* **Description of the task**
From the travel post below, list every business it mentions by name.

* **Text segment**
********
Wednesday, October 23, 2013

Holy Schnitzel

Note - Frankfurt coverage from Molly, Berlin from Joe, hence the multi-author viewpoints below.

The Best of the Wurst

After stuffing ourselves with breakfast in Interlaken, we were headed for our homeland. We found our apartment with relative ease and met our host, a sweet German lady who was actually Spanish, which made communicating much easier when her English and our German faltered. We dropped our stuff and walked to Berger Strasse, a mostly pedestrian street with tons of stores and restaurants, and passed through a park and fancy Chinese garden along the way. While looking for our already chosen dinner spot, I spotted a window front from across the street that was labeled The Donut People. Immediately interested, I then noticed a man standing out front holding a tray and realized that they were handing out donut samples. Major score. We each grabbed a sample and determined that we had to buy some for the next morning (I went with macchiato, Joe got cookies and cream).

In our donut excitement, we had passed the wurst stand we were looking for so we backtracked a bit to BestWurst, a locally renowned place with five varying levels of heat ranging from mild to expletive hot. I ordered a simple bratwurst and Joe ordered a double wurst combo with tier three heat, both with fries. The lady taking our order seemed concerned that an American was getting this and warned Joe to take it easy and to stop eating if his fingers or face felt numb. Just what you want to hear when getting dinner. I could smell the spice from across the table and Joe made it through the wurst unscathed, although there were a number of tears and nose blows to accompany the meal. Full of the best wurst (this oxymoron never gets old), we walked to the end of Berger Strasse to the Solzer beer garden that served apfelwein, a local drink that tastes basically like still cider. We ordered two bembels, small clay jugs that are specifically for serving apfelwein, and played card games until we were sufficiently tipsy for the walk home.
********
* **Data rows**
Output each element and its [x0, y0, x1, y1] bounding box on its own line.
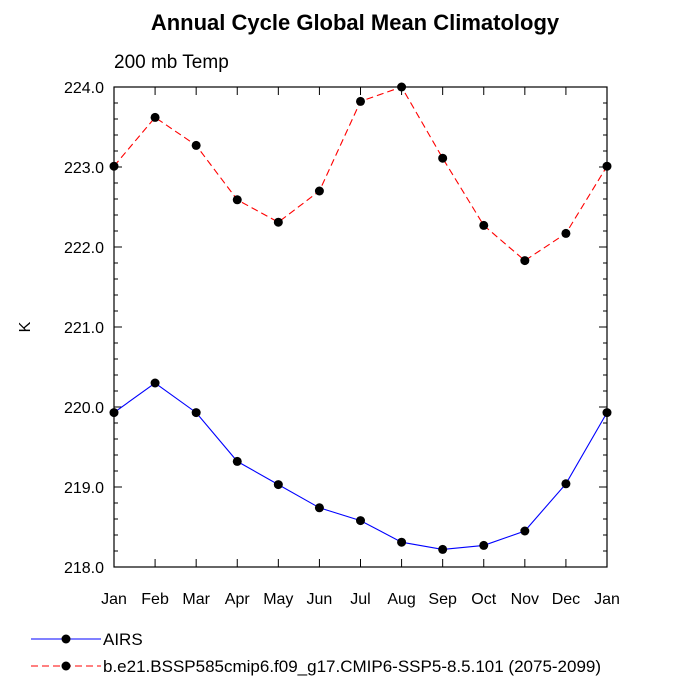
data-point: [314, 186, 324, 196]
data-point: [232, 456, 242, 466]
data-point: [314, 503, 324, 513]
legend: AIRS b.e21.BSSP585cmip6.f09_g17.CMIP6-SSP…: [31, 630, 601, 676]
data-point: [273, 480, 283, 490]
data-point: [520, 526, 530, 536]
data-point: [602, 408, 612, 418]
data-point: [397, 82, 407, 92]
legend-label: b.e21.BSSP585cmip6.f09_g17.CMIP6-SSP5-8.…: [103, 657, 601, 676]
data-point: [520, 256, 530, 266]
x-tick-label: Jul: [350, 591, 370, 608]
x-tick-label: May: [263, 591, 293, 608]
y-tick-label: 223.0: [64, 160, 104, 177]
x-tick-label: Oct: [471, 591, 496, 608]
data-point: [602, 161, 612, 171]
y-tick-label: 218.0: [64, 560, 104, 577]
y-tick-label: 224.0: [64, 80, 104, 97]
legend-marker: [61, 634, 71, 644]
data-point: [273, 217, 283, 227]
y-tick-label: 222.0: [64, 240, 104, 257]
legend-label: AIRS: [103, 630, 143, 649]
series-0: [109, 378, 612, 554]
data-point: [191, 140, 201, 150]
data-point: [438, 544, 448, 554]
data-point: [397, 537, 407, 547]
data-point: [479, 220, 489, 230]
legend-marker: [61, 661, 71, 671]
data-point: [191, 408, 201, 418]
data-point: [150, 112, 160, 122]
data-point: [150, 378, 160, 388]
data-point: [438, 153, 448, 163]
y-axis-label: K: [17, 321, 34, 332]
x-tick-label: Mar: [182, 591, 210, 608]
data-point: [356, 516, 365, 526]
data-point: [232, 195, 242, 205]
data-point: [561, 228, 571, 238]
y-tick-label: 220.0: [64, 400, 104, 417]
x-tick-label: Jan: [101, 591, 127, 608]
data-point: [479, 540, 489, 550]
series-line: [113, 86, 608, 262]
series-1: [109, 82, 612, 266]
data-point: [109, 408, 119, 418]
x-tick-label: Dec: [552, 591, 580, 608]
x-tick-label: Apr: [225, 591, 251, 608]
chart-subtitle: 200 mb Temp: [114, 52, 229, 73]
legend-entry-1: b.e21.BSSP585cmip6.f09_g17.CMIP6-SSP5-8.…: [31, 657, 601, 676]
x-tick-label: Aug: [387, 591, 415, 608]
x-tick-label: Sep: [428, 591, 457, 608]
chart-title: Annual Cycle Global Mean Climatology: [151, 10, 560, 35]
data-point: [356, 96, 365, 106]
x-tick-label: Jun: [307, 591, 333, 608]
data-point: [109, 161, 119, 171]
plot-axes: 218.0 219.0 220.0 221.0 222.0 223.0 224.0 Jan Fe…: [64, 80, 620, 608]
data-point: [561, 479, 571, 489]
y-tick-label: 219.0: [64, 480, 104, 497]
y-tick-label: 221.0: [64, 320, 104, 337]
plot-frame: [113, 86, 608, 568]
legend-entry-0: AIRS: [31, 630, 143, 649]
series-layer: [109, 82, 612, 554]
x-tick-label: Jan: [594, 591, 620, 608]
x-tick-label: Nov: [511, 591, 539, 608]
x-tick-label: Feb: [141, 591, 169, 608]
********
* **Complete response**
The Donut People, BestWurst, Solzer beer garden